* Extracted material:
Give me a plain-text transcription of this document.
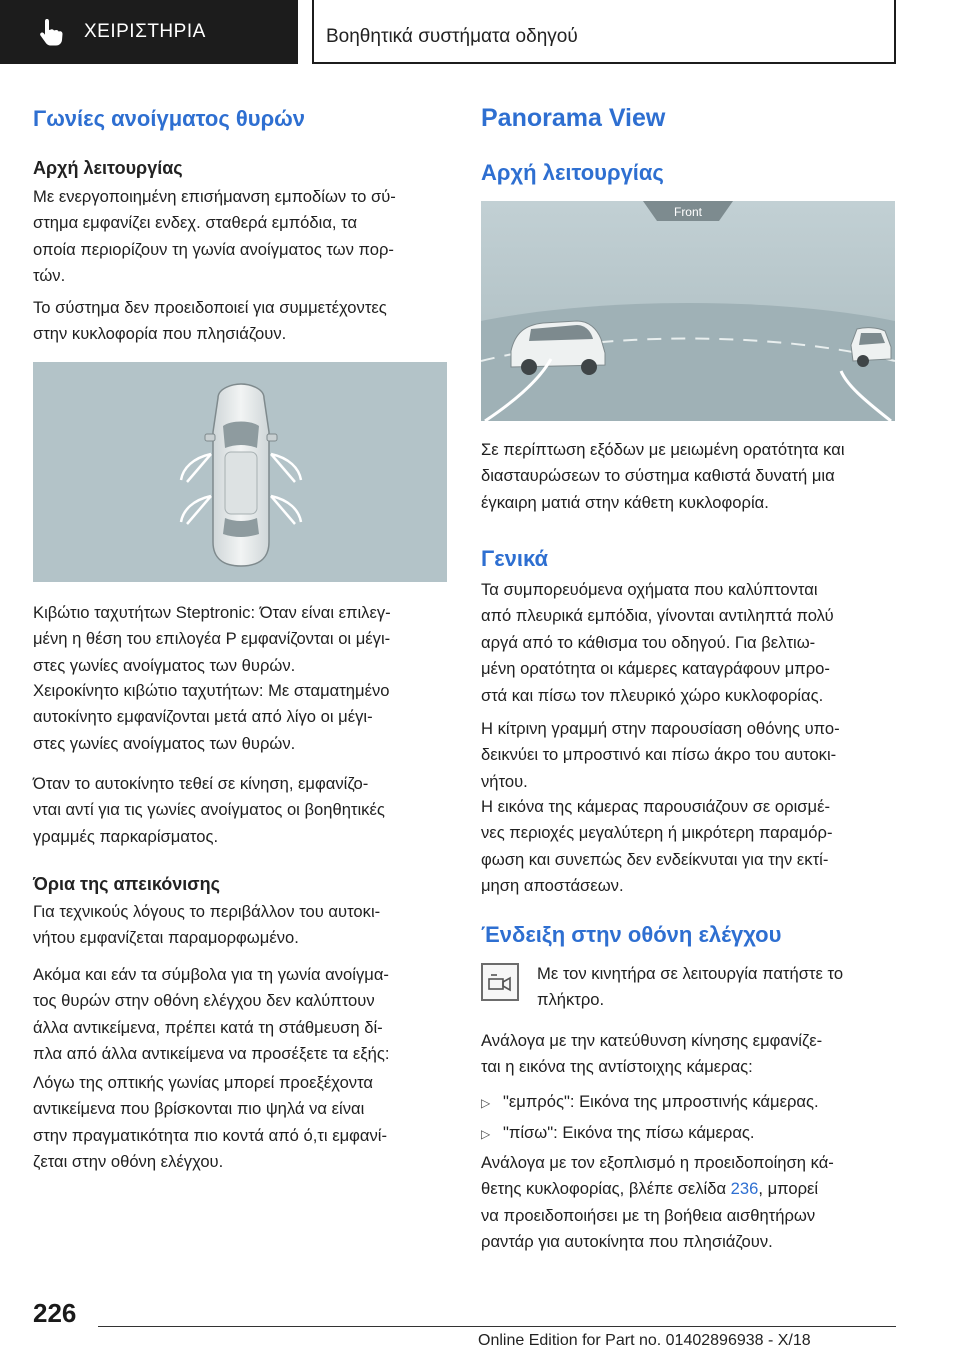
ΧΕΙΡΙΣΤΗΡΙΑ	Βοηθητικά συστήματα οδηγού
Γωνίες ανοίγματος θυρών
Αρχή λειτουργίας
Με ενεργοποιημένη επισήμανση εμποδίων το σύ‐
στημα εμφανίζει ενδεχ. σταθερά εμπόδια, τα
οποία περιορίζουν τη γωνία ανοίγματος των πορ‐
τών.
Το σύστημα δεν προειδοποιεί για συμμετέχοντες
στην κυκλοφορία που πλησιάζουν.
Κιβώτιο ταχυτήτων Steptronic: Όταν είναι επιλεγ‐
μένη η θέση του επιλογέα P εμφανίζονται οι μέγι‐
στες γωνίες ανοίγματος των θυρών.
Χειροκίνητο κιβώτιο ταχυτήτων: Με σταματημένο
αυτοκίνητο εμφανίζονται μετά από λίγο οι μέγι‐
στες γωνίες ανοίγματος των θυρών.
Όταν το αυτοκίνητο τεθεί σε κίνηση, εμφανίζο‐
νται αντί για τις γωνίες ανοίγματος οι βοηθητικές
γραμμές παρκαρίσματος.
Όρια της απεικόνισης
Για τεχνικούς λόγους το περιβάλλον του αυτοκι‐
νήτου εμφανίζεται παραμορφωμένο.
Ακόμα και εάν τα σύμβολα για τη γωνία ανοίγμα‐
τος θυρών στην οθόνη ελέγχου δεν καλύπτουν
άλλα αντικείμενα, πρέπει κατά τη στάθμευση δί‐
πλα από άλλα αντικείμενα να προσέξετε τα εξής:
Λόγω της οπτικής γωνίας μπορεί προεξέχοντα
αντικείμενα που βρίσκονται πιο ψηλά να είναι
στην πραγματικότητα πιο κοντά από ό,τι εμφανί‐
ζεται στην οθόνη ελέγχου.
Panorama View
Αρχή λειτουργίας
Front
Σε περίπτωση εξόδων με μειωμένη ορατότητα και
διασταυρώσεων το σύστημα καθιστά δυνατή μια
έγκαιρη ματιά στην κάθετη κυκλοφορία.
Γενικά
Τα συμπορευόμενα οχήματα που καλύπτονται
από πλευρικά εμπόδια, γίνονται αντιληπτά πολύ
αργά από το κάθισμα του οδηγού. Για βελτιω‐
μένη ορατότητα οι κάμερες καταγράφουν μπρο‐
στά και πίσω τον πλευρικό χώρο κυκλοφορίας.
Η κίτρινη γραμμή στην παρουσίαση οθόνης υπο‐
δεικνύει το μπροστινό και πίσω άκρο του αυτοκι‐
νήτου.
Η εικόνα της κάμερας παρουσιάζουν σε ορισμέ‐
νες περιοχές μεγαλύτερη ή μικρότερη παραμόρ‐
φωση και συνεπώς δεν ενδείκνυται για την εκτί‐
μηση αποστάσεων.
Ένδειξη στην οθόνη ελέγχου
Με τον κινητήρα σε λειτουργία πατήστε το
πλήκτρο.
Ανάλογα με την κατεύθυνση κίνησης εμφανίζε‐
ται η εικόνα της αντίστοιχης κάμερας:
▷ "εμπρός": Εικόνα της μπροστινής κάμερας.
▷ "πίσω": Εικόνα της πίσω κάμερας.
Ανάλογα με τον εξοπλισμό η προειδοποίηση κά‐
θετης κυκλοφορίας, βλέπε σελίδα 236, μπορεί
να προειδοποιήσει με τη βοήθεια αισθητήρων
ραντάρ για αυτοκίνητα που πλησιάζουν.
226
Online Edition for Part no. 01402896938 - X/18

* What to do: Leave the pictures out, and transcribe each of the records exactly.

* Expected output:
Give me a plain-text transcription of this document.
ΧΕΙΡΙΣΤΗΡΙΑ	Βοηθητικά συστήματα οδηγού
Γωνίες ανοίγματος θυρών
Αρχή λειτουργίας
Με ενεργοποιημένη επισήμανση εμποδίων το σύ‐
στημα εμφανίζει ενδεχ. σταθερά εμπόδια, τα
οποία περιορίζουν τη γωνία ανοίγματος των πορ‐
τών.
Το σύστημα δεν προειδοποιεί για συμμετέχοντες
στην κυκλοφορία που πλησιάζουν.
Κιβώτιο ταχυτήτων Steptronic: Όταν είναι επιλεγ‐
μένη η θέση του επιλογέα P εμφανίζονται οι μέγι‐
στες γωνίες ανοίγματος των θυρών.
Χειροκίνητο κιβώτιο ταχυτήτων: Με σταματημένο
αυτοκίνητο εμφανίζονται μετά από λίγο οι μέγι‐
στες γωνίες ανοίγματος των θυρών.
Όταν το αυτοκίνητο τεθεί σε κίνηση, εμφανίζο‐
νται αντί για τις γωνίες ανοίγματος οι βοηθητικές
γραμμές παρκαρίσματος.
Όρια της απεικόνισης
Για τεχνικούς λόγους το περιβάλλον του αυτοκι‐
νήτου εμφανίζεται παραμορφωμένο.
Ακόμα και εάν τα σύμβολα για τη γωνία ανοίγμα‐
τος θυρών στην οθόνη ελέγχου δεν καλύπτουν
άλλα αντικείμενα, πρέπει κατά τη στάθμευση δί‐
πλα από άλλα αντικείμενα να προσέξετε τα εξής:
Λόγω της οπτικής γωνίας μπορεί προεξέχοντα
αντικείμενα που βρίσκονται πιο ψηλά να είναι
στην πραγματικότητα πιο κοντά από ό,τι εμφανί‐
ζεται στην οθόνη ελέγχου.
Panorama View
Αρχή λειτουργίας
Front
Σε περίπτωση εξόδων με μειωμένη ορατότητα και
διασταυρώσεων το σύστημα καθιστά δυνατή μια
έγκαιρη ματιά στην κάθετη κυκλοφορία.
Γενικά
Τα συμπορευόμενα οχήματα που καλύπτονται
από πλευρικά εμπόδια, γίνονται αντιληπτά πολύ
αργά από το κάθισμα του οδηγού. Για βελτιω‐
μένη ορατότητα οι κάμερες καταγράφουν μπρο‐
στά και πίσω τον πλευρικό χώρο κυκλοφορίας.
Η κίτρινη γραμμή στην παρουσίαση οθόνης υπο‐
δεικνύει το μπροστινό και πίσω άκρο του αυτοκι‐
νήτου.
Η εικόνα της κάμερας παρουσιάζουν σε ορισμέ‐
νες περιοχές μεγαλύτερη ή μικρότερη παραμόρ‐
φωση και συνεπώς δεν ενδείκνυται για την εκτί‐
μηση αποστάσεων.
Ένδειξη στην οθόνη ελέγχου
Με τον κινητήρα σε λειτουργία πατήστε το
πλήκτρο.
Ανάλογα με την κατεύθυνση κίνησης εμφανίζε‐
ται η εικόνα της αντίστοιχης κάμερας:
▷ "εμπρός": Εικόνα της μπροστινής κάμερας.
▷ "πίσω": Εικόνα της πίσω κάμερας.
Ανάλογα με τον εξοπλισμό η προειδοποίηση κά‐
θετης κυκλοφορίας, βλέπε σελίδα 236, μπορεί
να προειδοποιήσει με τη βοήθεια αισθητήρων
ραντάρ για αυτοκίνητα που πλησιάζουν.
226
Online Edition for Part no. 01402896938 - X/18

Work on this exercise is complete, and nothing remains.